* [TASK DESCRIPTION] Scan the data for "JSON" and copy the lines it appears in.

### EXCERPTED RECORDS ###

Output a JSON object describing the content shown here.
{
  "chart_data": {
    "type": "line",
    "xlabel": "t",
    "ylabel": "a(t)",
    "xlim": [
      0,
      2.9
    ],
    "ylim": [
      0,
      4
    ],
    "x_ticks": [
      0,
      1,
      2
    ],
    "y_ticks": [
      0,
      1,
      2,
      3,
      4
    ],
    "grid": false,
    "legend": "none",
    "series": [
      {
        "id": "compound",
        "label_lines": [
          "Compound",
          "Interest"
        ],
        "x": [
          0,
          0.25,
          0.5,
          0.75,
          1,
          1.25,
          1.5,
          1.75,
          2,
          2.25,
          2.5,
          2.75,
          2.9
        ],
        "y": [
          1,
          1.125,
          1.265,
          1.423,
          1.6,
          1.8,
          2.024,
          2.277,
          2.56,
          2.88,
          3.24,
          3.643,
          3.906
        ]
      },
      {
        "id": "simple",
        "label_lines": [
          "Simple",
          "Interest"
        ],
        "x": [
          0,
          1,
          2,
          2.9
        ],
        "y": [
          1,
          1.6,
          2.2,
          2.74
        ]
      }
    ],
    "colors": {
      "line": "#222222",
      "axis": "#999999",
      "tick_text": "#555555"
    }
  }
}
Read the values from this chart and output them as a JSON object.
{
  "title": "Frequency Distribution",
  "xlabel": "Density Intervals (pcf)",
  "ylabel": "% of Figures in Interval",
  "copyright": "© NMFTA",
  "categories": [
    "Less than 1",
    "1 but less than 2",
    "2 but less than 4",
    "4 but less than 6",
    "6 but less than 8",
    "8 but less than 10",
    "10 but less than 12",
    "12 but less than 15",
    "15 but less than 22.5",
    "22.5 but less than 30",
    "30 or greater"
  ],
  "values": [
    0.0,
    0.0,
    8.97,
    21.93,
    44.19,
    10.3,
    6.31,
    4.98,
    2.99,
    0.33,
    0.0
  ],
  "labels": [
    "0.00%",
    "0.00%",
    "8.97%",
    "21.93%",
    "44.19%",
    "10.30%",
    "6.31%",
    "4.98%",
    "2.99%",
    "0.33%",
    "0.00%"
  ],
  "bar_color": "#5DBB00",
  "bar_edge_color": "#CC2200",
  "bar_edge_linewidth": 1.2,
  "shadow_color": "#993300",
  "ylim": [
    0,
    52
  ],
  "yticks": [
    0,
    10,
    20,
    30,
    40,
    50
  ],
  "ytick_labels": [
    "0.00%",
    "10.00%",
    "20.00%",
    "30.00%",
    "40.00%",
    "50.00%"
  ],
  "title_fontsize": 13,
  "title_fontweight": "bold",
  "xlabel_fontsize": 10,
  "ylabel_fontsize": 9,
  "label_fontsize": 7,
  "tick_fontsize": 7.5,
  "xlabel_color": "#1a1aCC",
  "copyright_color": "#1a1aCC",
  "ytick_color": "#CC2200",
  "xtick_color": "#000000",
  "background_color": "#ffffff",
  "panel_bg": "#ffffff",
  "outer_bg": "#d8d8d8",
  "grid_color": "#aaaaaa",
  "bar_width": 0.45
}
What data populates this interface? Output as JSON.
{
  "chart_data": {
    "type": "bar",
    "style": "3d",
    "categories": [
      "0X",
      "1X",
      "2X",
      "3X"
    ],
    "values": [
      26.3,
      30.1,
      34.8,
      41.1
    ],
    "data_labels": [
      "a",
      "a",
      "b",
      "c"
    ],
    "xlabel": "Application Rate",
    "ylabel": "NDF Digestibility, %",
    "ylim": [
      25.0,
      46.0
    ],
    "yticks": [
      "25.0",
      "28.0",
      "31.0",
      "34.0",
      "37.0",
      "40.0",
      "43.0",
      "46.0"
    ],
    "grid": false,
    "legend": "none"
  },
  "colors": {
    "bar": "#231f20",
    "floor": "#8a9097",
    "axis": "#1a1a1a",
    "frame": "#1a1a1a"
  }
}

###

* [TASK OUTPUT]
Output a JSON object describing the content shown here.
Read the values from this chart and output them as a JSON object.
What data populates this interface? Output as JSON.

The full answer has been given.